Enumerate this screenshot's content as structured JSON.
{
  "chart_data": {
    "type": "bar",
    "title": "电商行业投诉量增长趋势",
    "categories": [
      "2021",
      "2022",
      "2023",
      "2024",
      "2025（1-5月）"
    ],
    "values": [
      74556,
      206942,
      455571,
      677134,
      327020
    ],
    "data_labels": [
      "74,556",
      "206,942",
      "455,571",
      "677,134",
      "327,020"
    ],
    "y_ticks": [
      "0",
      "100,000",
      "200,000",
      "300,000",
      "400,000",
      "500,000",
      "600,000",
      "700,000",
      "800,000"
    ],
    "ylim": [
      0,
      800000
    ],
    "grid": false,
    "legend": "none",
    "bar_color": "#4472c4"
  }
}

★ ★ ★

Aim of the task: Send back every record, precisely as written.

Solution for this problem:
Enumerate this screenshot's content as structured JSON.
{
  "chart_data": {
    "type": "bar",
    "title": "电商行业投诉量增长趋势",
    "categories": [
      "2021",
      "2022",
      "2023",
      "2024",
      "2025（1-5月）"
    ],
    "values": [
      74556,
      206942,
      455571,
      677134,
      327020
    ],
    "data_labels": [
      "74,556",
      "206,942",
      "455,571",
      "677,134",
      "327,020"
    ],
    "y_ticks": [
      "0",
      "100,000",
      "200,000",
      "300,000",
      "400,000",
      "500,000",
      "600,000",
      "700,000",
      "800,000"
    ],
    "ylim": [
      0,
      800000
    ],
    "grid": false,
    "legend": "none",
    "bar_color": "#4472c4"
  }
}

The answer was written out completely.